## START EXTRACTED ENTRIES

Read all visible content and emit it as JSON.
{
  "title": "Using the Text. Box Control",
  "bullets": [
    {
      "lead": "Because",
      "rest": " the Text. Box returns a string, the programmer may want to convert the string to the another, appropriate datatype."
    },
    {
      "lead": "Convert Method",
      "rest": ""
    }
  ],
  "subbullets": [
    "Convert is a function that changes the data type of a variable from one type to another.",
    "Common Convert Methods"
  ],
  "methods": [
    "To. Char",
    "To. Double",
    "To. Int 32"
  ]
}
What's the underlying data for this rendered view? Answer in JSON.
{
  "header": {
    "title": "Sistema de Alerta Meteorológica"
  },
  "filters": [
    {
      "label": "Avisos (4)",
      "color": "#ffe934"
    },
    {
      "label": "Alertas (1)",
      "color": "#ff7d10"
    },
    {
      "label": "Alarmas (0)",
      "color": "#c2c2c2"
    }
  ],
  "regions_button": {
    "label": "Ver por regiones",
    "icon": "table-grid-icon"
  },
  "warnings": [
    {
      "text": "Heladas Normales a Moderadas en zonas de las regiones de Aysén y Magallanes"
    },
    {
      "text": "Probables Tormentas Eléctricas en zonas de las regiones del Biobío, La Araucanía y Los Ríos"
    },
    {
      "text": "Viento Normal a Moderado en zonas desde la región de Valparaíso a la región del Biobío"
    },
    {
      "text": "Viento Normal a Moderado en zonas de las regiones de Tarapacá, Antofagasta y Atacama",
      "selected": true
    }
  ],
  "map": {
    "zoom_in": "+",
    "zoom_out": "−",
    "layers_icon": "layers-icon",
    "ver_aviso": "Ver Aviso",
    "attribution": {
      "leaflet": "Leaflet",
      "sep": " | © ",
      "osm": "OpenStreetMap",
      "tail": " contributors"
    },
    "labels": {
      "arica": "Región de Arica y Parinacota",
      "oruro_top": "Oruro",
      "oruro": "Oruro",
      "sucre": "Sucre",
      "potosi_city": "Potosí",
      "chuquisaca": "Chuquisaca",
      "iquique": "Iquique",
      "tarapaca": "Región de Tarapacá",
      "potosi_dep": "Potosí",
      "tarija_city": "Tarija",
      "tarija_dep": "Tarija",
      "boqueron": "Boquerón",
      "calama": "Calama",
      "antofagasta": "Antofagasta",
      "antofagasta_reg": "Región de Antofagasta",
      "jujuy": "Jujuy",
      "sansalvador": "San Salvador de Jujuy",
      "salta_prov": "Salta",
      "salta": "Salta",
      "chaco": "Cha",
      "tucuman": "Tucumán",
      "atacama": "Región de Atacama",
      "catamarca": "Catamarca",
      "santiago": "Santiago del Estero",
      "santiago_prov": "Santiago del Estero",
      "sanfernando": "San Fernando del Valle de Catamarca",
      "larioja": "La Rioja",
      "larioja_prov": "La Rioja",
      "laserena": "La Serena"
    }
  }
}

## END EXTRACTED ENTRIES

THE EXERCISE
Return the whole listing exactly, with every line included.

OUTPUT FOR THIS EXERCISE
Read all visible content and emit it as JSON.
{
  "title": "Using the Text. Box Control",
  "bullets": [
    {
      "lead": "Because",
      "rest": " the Text. Box returns a string, the programmer may want to convert the string to the another, appropriate datatype."
    },
    {
      "lead": "Convert Method",
      "rest": ""
    }
  ],
  "subbullets": [
    "Convert is a function that changes the data type of a variable from one type to another.",
    "Common Convert Methods"
  ],
  "methods": [
    "To. Char",
    "To. Double",
    "To. Int 32"
  ]
}
What's the underlying data for this rendered view? Answer in JSON.
{
  "header": {
    "title": "Sistema de Alerta Meteorológica"
  },
  "filters": [
    {
      "label": "Avisos (4)",
      "color": "#ffe934"
    },
    {
      "label": "Alertas (1)",
      "color": "#ff7d10"
    },
    {
      "label": "Alarmas (0)",
      "color": "#c2c2c2"
    }
  ],
  "regions_button": {
    "label": "Ver por regiones",
    "icon": "table-grid-icon"
  },
  "warnings": [
    {
      "text": "Heladas Normales a Moderadas en zonas de las regiones de Aysén y Magallanes"
    },
    {
      "text": "Probables Tormentas Eléctricas en zonas de las regiones del Biobío, La Araucanía y Los Ríos"
    },
    {
      "text": "Viento Normal a Moderado en zonas desde la región de Valparaíso a la región del Biobío"
    },
    {
      "text": "Viento Normal a Moderado en zonas de las regiones de Tarapacá, Antofagasta y Atacama",
      "selected": true
    }
  ],
  "map": {
    "zoom_in": "+",
    "zoom_out": "−",
    "layers_icon": "layers-icon",
    "ver_aviso": "Ver Aviso",
    "attribution": {
      "leaflet": "Leaflet",
      "sep": " | © ",
      "osm": "OpenStreetMap",
      "tail": " contributors"
    },
    "labels": {
      "arica": "Región de Arica y Parinacota",
      "oruro_top": "Oruro",
      "oruro": "Oruro",
      "sucre": "Sucre",
      "potosi_city": "Potosí",
      "chuquisaca": "Chuquisaca",
      "iquique": "Iquique",
      "tarapaca": "Región de Tarapacá",
      "potosi_dep": "Potosí",
      "tarija_city": "Tarija",
      "tarija_dep": "Tarija",
      "boqueron": "Boquerón",
      "calama": "Calama",
      "antofagasta": "Antofagasta",
      "antofagasta_reg": "Región de Antofagasta",
      "jujuy": "Jujuy",
      "sansalvador": "San Salvador de Jujuy",
      "salta_prov": "Salta",
      "salta": "Salta",
      "chaco": "Cha",
      "tucuman": "Tucumán",
      "atacama": "Región de Atacama",
      "catamarca": "Catamarca",
      "santiago": "Santiago del Estero",
      "santiago_prov": "Santiago del Estero",
      "sanfernando": "San Fernando del Valle de Catamarca",
      "larioja": "La Rioja",
      "larioja_prov": "La Rioja",
      "laserena": "La Serena"
    }
  }
}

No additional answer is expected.